_EXERCISE AIM:_ Write out the entries below once more, exactly.

_DATA FOR THE TASK:_
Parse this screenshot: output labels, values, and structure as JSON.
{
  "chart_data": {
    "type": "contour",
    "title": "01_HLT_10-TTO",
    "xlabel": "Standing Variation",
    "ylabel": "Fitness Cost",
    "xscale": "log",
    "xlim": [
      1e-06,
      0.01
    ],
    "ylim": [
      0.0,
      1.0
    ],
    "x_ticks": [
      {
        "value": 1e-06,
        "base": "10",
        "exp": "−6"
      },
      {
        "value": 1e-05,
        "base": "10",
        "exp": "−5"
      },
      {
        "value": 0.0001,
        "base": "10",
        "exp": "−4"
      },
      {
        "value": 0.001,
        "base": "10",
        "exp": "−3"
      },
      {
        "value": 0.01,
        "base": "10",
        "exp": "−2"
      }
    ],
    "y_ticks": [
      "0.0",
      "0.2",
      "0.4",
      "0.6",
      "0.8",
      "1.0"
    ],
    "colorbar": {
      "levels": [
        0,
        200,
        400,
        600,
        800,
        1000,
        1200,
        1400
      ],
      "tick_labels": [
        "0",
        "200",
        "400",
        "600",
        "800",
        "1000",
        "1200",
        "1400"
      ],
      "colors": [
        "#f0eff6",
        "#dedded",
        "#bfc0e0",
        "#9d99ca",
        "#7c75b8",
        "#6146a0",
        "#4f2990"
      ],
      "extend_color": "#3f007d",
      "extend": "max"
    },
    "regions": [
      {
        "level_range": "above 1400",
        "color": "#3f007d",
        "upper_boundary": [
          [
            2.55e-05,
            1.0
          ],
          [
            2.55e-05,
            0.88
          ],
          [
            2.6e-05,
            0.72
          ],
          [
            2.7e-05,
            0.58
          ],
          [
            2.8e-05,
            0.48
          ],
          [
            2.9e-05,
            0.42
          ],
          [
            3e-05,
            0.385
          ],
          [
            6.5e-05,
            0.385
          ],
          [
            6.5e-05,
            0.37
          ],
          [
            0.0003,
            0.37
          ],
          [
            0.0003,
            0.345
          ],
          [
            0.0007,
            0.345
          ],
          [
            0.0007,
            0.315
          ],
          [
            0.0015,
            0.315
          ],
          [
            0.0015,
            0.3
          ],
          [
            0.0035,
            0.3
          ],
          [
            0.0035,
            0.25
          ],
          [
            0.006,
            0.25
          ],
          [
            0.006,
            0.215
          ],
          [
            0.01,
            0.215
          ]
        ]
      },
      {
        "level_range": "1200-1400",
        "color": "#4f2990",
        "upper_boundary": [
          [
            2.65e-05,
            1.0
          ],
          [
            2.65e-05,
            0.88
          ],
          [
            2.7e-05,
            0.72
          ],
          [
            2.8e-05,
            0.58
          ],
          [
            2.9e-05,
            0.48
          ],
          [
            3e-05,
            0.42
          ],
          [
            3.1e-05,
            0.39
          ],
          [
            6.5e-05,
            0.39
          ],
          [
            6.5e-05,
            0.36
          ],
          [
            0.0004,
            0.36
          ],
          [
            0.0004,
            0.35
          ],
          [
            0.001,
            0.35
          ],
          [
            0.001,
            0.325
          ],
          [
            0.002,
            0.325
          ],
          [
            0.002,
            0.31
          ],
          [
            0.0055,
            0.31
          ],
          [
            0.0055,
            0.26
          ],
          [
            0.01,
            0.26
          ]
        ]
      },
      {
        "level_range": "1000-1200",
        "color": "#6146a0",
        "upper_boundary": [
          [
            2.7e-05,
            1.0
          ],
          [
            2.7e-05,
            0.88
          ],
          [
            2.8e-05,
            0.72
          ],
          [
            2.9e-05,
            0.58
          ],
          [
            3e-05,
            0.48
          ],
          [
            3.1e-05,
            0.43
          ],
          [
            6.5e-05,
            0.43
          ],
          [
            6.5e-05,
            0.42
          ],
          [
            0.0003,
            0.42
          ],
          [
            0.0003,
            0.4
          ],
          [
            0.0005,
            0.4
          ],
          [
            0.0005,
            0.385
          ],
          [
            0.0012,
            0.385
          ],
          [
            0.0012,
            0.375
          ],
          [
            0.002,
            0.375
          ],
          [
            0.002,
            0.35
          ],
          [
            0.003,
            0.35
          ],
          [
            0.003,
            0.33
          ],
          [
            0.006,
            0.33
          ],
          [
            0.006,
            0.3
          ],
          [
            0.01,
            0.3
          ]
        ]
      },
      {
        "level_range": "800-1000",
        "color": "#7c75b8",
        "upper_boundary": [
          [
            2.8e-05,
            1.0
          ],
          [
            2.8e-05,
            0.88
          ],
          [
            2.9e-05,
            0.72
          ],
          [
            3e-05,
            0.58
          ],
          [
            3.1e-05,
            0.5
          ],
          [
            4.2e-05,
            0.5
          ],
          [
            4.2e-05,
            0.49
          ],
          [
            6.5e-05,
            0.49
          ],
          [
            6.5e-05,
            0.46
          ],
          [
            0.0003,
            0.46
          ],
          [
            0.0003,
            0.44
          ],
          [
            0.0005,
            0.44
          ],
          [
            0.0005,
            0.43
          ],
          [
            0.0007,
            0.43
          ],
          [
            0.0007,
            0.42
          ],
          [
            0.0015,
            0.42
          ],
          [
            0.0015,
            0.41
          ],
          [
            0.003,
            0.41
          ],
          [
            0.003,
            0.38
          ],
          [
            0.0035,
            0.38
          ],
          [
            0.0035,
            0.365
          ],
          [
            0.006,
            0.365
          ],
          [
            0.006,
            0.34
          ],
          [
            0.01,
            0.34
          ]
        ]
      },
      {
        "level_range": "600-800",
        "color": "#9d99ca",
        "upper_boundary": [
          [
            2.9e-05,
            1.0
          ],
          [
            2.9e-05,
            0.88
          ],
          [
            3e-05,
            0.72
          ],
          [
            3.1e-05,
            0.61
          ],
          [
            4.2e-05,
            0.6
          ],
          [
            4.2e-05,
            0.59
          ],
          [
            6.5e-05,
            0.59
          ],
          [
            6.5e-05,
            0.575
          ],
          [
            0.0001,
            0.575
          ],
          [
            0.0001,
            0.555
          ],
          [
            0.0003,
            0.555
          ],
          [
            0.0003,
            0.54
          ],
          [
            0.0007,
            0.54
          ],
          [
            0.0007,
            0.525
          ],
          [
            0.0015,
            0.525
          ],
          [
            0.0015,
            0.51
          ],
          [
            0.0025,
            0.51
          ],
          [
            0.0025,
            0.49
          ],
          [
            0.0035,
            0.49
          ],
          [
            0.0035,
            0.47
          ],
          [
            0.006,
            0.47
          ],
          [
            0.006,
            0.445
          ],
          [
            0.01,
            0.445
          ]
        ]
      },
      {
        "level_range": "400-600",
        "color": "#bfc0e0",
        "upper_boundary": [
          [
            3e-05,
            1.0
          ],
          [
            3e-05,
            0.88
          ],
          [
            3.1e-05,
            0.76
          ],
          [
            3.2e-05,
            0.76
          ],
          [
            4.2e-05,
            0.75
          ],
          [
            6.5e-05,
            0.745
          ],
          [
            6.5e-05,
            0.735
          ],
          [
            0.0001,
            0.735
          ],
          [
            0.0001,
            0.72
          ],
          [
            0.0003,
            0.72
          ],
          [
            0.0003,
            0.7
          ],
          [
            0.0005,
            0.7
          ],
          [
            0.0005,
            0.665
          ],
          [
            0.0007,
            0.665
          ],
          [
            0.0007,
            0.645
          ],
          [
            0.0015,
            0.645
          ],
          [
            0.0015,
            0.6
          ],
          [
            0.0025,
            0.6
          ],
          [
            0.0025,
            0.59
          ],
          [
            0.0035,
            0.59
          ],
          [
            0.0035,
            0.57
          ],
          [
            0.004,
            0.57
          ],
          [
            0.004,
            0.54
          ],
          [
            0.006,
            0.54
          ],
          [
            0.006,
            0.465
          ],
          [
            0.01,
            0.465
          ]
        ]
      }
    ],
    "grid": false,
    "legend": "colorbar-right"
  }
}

_ANSWER FOR THE TASK:_
Parse this screenshot: output labels, values, and structure as JSON.
{
  "chart_data": {
    "type": "contour",
    "title": "01_HLT_10-TTO",
    "xlabel": "Standing Variation",
    "ylabel": "Fitness Cost",
    "xscale": "log",
    "xlim": [
      1e-06,
      0.01
    ],
    "ylim": [
      0.0,
      1.0
    ],
    "x_ticks": [
      {
        "value": 1e-06,
        "base": "10",
        "exp": "−6"
      },
      {
        "value": 1e-05,
        "base": "10",
        "exp": "−5"
      },
      {
        "value": 0.0001,
        "base": "10",
        "exp": "−4"
      },
      {
        "value": 0.001,
        "base": "10",
        "exp": "−3"
      },
      {
        "value": 0.01,
        "base": "10",
        "exp": "−2"
      }
    ],
    "y_ticks": [
      "0.0",
      "0.2",
      "0.4",
      "0.6",
      "0.8",
      "1.0"
    ],
    "colorbar": {
      "levels": [
        0,
        200,
        400,
        600,
        800,
        1000,
        1200,
        1400
      ],
      "tick_labels": [
        "0",
        "200",
        "400",
        "600",
        "800",
        "1000",
        "1200",
        "1400"
      ],
      "colors": [
        "#f0eff6",
        "#dedded",
        "#bfc0e0",
        "#9d99ca",
        "#7c75b8",
        "#6146a0",
        "#4f2990"
      ],
      "extend_color": "#3f007d",
      "extend": "max"
    },
    "regions": [
      {
        "level_range": "above 1400",
        "color": "#3f007d",
        "upper_boundary": [
          [
            2.55e-05,
            1.0
          ],
          [
            2.55e-05,
            0.88
          ],
          [
            2.6e-05,
            0.72
          ],
          [
            2.7e-05,
            0.58
          ],
          [
            2.8e-05,
            0.48
          ],
          [
            2.9e-05,
            0.42
          ],
          [
            3e-05,
            0.385
          ],
          [
            6.5e-05,
            0.385
          ],
          [
            6.5e-05,
            0.37
          ],
          [
            0.0003,
            0.37
          ],
          [
            0.0003,
            0.345
          ],
          [
            0.0007,
            0.345
          ],
          [
            0.0007,
            0.315
          ],
          [
            0.0015,
            0.315
          ],
          [
            0.0015,
            0.3
          ],
          [
            0.0035,
            0.3
          ],
          [
            0.0035,
            0.25
          ],
          [
            0.006,
            0.25
          ],
          [
            0.006,
            0.215
          ],
          [
            0.01,
            0.215
          ]
        ]
      },
      {
        "level_range": "1200-1400",
        "color": "#4f2990",
        "upper_boundary": [
          [
            2.65e-05,
            1.0
          ],
          [
            2.65e-05,
            0.88
          ],
          [
            2.7e-05,
            0.72
          ],
          [
            2.8e-05,
            0.58
          ],
          [
            2.9e-05,
            0.48
          ],
          [
            3e-05,
            0.42
          ],
          [
            3.1e-05,
            0.39
          ],
          [
            6.5e-05,
            0.39
          ],
          [
            6.5e-05,
            0.36
          ],
          [
            0.0004,
            0.36
          ],
          [
            0.0004,
            0.35
          ],
          [
            0.001,
            0.35
          ],
          [
            0.001,
            0.325
          ],
          [
            0.002,
            0.325
          ],
          [
            0.002,
            0.31
          ],
          [
            0.0055,
            0.31
          ],
          [
            0.0055,
            0.26
          ],
          [
            0.01,
            0.26
          ]
        ]
      },
      {
        "level_range": "1000-1200",
        "color": "#6146a0",
        "upper_boundary": [
          [
            2.7e-05,
            1.0
          ],
          [
            2.7e-05,
            0.88
          ],
          [
            2.8e-05,
            0.72
          ],
          [
            2.9e-05,
            0.58
          ],
          [
            3e-05,
            0.48
          ],
          [
            3.1e-05,
            0.43
          ],
          [
            6.5e-05,
            0.43
          ],
          [
            6.5e-05,
            0.42
          ],
          [
            0.0003,
            0.42
          ],
          [
            0.0003,
            0.4
          ],
          [
            0.0005,
            0.4
          ],
          [
            0.0005,
            0.385
          ],
          [
            0.0012,
            0.385
          ],
          [
            0.0012,
            0.375
          ],
          [
            0.002,
            0.375
          ],
          [
            0.002,
            0.35
          ],
          [
            0.003,
            0.35
          ],
          [
            0.003,
            0.33
          ],
          [
            0.006,
            0.33
          ],
          [
            0.006,
            0.3
          ],
          [
            0.01,
            0.3
          ]
        ]
      },
      {
        "level_range": "800-1000",
        "color": "#7c75b8",
        "upper_boundary": [
          [
            2.8e-05,
            1.0
          ],
          [
            2.8e-05,
            0.88
          ],
          [
            2.9e-05,
            0.72
          ],
          [
            3e-05,
            0.58
          ],
          [
            3.1e-05,
            0.5
          ],
          [
            4.2e-05,
            0.5
          ],
          [
            4.2e-05,
            0.49
          ],
          [
            6.5e-05,
            0.49
          ],
          [
            6.5e-05,
            0.46
          ],
          [
            0.0003,
            0.46
          ],
          [
            0.0003,
            0.44
          ],
          [
            0.0005,
            0.44
          ],
          [
            0.0005,
            0.43
          ],
          [
            0.0007,
            0.43
          ],
          [
            0.0007,
            0.42
          ],
          [
            0.0015,
            0.42
          ],
          [
            0.0015,
            0.41
          ],
          [
            0.003,
            0.41
          ],
          [
            0.003,
            0.38
          ],
          [
            0.0035,
            0.38
          ],
          [
            0.0035,
            0.365
          ],
          [
            0.006,
            0.365
          ],
          [
            0.006,
            0.34
          ],
          [
            0.01,
            0.34
          ]
        ]
      },
      {
        "level_range": "600-800",
        "color": "#9d99ca",
        "upper_boundary": [
          [
            2.9e-05,
            1.0
          ],
          [
            2.9e-05,
            0.88
          ],
          [
            3e-05,
            0.72
          ],
          [
            3.1e-05,
            0.61
          ],
          [
            4.2e-05,
            0.6
          ],
          [
            4.2e-05,
            0.59
          ],
          [
            6.5e-05,
            0.59
          ],
          [
            6.5e-05,
            0.575
          ],
          [
            0.0001,
            0.575
          ],
          [
            0.0001,
            0.555
          ],
          [
            0.0003,
            0.555
          ],
          [
            0.0003,
            0.54
          ],
          [
            0.0007,
            0.54
          ],
          [
            0.0007,
            0.525
          ],
          [
            0.0015,
            0.525
          ],
          [
            0.0015,
            0.51
          ],
          [
            0.0025,
            0.51
          ],
          [
            0.0025,
            0.49
          ],
          [
            0.0035,
            0.49
          ],
          [
            0.0035,
            0.47
          ],
          [
            0.006,
            0.47
          ],
          [
            0.006,
            0.445
          ],
          [
            0.01,
            0.445
          ]
        ]
      },
      {
        "level_range": "400-600",
        "color": "#bfc0e0",
        "upper_boundary": [
          [
            3e-05,
            1.0
          ],
          [
            3e-05,
            0.88
          ],
          [
            3.1e-05,
            0.76
          ],
          [
            3.2e-05,
            0.76
          ],
          [
            4.2e-05,
            0.75
          ],
          [
            6.5e-05,
            0.745
          ],
          [
            6.5e-05,
            0.735
          ],
          [
            0.0001,
            0.735
          ],
          [
            0.0001,
            0.72
          ],
          [
            0.0003,
            0.72
          ],
          [
            0.0003,
            0.7
          ],
          [
            0.0005,
            0.7
          ],
          [
            0.0005,
            0.665
          ],
          [
            0.0007,
            0.665
          ],
          [
            0.0007,
            0.645
          ],
          [
            0.0015,
            0.645
          ],
          [
            0.0015,
            0.6
          ],
          [
            0.0025,
            0.6
          ],
          [
            0.0025,
            0.59
          ],
          [
            0.0035,
            0.59
          ],
          [
            0.0035,
            0.57
          ],
          [
            0.004,
            0.57
          ],
          [
            0.004,
            0.54
          ],
          [
            0.006,
            0.54
          ],
          [
            0.006,
            0.465
          ],
          [
            0.01,
            0.465
          ]
        ]
      }
    ],
    "grid": false,
    "legend": "colorbar-right"
  }
}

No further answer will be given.